Using the material below, copy every line where "altitude" appears.

-- -- --

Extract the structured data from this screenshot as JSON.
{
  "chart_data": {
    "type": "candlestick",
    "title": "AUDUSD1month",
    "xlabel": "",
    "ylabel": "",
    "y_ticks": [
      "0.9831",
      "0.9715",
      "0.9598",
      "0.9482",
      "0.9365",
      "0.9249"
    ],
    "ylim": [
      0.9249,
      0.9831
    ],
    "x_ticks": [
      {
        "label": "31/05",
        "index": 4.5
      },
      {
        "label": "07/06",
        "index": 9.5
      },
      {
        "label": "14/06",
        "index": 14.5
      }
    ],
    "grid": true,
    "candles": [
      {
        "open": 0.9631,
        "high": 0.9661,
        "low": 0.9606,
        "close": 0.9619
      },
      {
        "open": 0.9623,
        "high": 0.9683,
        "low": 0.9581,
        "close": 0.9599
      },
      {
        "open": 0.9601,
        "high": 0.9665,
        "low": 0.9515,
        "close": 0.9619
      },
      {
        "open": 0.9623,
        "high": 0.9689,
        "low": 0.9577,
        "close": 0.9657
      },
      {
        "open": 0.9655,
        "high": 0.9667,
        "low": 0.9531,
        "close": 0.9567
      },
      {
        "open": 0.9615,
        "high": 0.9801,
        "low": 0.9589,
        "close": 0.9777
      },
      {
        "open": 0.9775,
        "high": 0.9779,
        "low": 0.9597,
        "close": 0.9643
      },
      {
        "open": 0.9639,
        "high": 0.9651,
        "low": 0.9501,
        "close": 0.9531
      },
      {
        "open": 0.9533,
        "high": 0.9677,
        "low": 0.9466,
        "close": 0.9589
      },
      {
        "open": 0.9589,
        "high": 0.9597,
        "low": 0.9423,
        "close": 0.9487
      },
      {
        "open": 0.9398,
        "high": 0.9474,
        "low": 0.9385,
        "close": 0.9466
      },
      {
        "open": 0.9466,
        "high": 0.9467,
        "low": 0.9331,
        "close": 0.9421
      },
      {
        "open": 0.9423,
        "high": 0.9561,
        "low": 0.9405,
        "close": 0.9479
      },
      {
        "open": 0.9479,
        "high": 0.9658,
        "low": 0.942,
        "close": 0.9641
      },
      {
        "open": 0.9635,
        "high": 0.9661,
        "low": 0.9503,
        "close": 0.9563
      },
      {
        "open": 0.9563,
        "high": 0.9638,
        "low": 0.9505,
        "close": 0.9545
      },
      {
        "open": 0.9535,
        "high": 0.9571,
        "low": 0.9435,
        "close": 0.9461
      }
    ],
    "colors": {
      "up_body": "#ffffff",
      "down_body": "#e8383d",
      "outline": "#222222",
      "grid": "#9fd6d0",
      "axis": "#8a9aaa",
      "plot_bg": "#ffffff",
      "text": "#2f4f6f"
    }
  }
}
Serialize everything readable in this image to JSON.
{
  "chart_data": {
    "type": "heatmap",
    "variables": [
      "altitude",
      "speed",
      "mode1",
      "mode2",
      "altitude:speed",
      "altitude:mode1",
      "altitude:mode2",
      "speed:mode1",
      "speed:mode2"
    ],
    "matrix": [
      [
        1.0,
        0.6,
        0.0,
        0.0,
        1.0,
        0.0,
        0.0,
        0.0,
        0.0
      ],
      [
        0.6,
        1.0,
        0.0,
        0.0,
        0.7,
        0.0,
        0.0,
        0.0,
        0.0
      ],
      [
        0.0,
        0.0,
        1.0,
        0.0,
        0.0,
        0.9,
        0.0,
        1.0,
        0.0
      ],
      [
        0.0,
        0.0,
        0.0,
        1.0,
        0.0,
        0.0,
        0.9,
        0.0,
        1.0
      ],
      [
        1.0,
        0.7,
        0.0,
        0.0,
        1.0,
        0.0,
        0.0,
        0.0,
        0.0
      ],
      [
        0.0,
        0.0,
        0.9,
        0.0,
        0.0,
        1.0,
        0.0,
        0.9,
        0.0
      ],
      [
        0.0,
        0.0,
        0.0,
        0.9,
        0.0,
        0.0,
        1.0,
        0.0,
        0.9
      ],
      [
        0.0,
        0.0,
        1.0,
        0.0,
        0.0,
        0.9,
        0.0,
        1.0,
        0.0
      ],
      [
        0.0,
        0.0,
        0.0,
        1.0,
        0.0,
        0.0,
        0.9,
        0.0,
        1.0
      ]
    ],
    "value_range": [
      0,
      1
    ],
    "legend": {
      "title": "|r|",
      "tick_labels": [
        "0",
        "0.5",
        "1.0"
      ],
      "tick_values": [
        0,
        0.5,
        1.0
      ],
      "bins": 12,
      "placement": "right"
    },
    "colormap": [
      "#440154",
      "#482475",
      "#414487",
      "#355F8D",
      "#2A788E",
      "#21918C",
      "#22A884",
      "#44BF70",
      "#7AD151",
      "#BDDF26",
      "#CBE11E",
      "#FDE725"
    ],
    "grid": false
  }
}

-- -- --

- Output below:
      "altitude",
      "altitude:speed",
      "altitude:mode1",
      "altitude:mode2",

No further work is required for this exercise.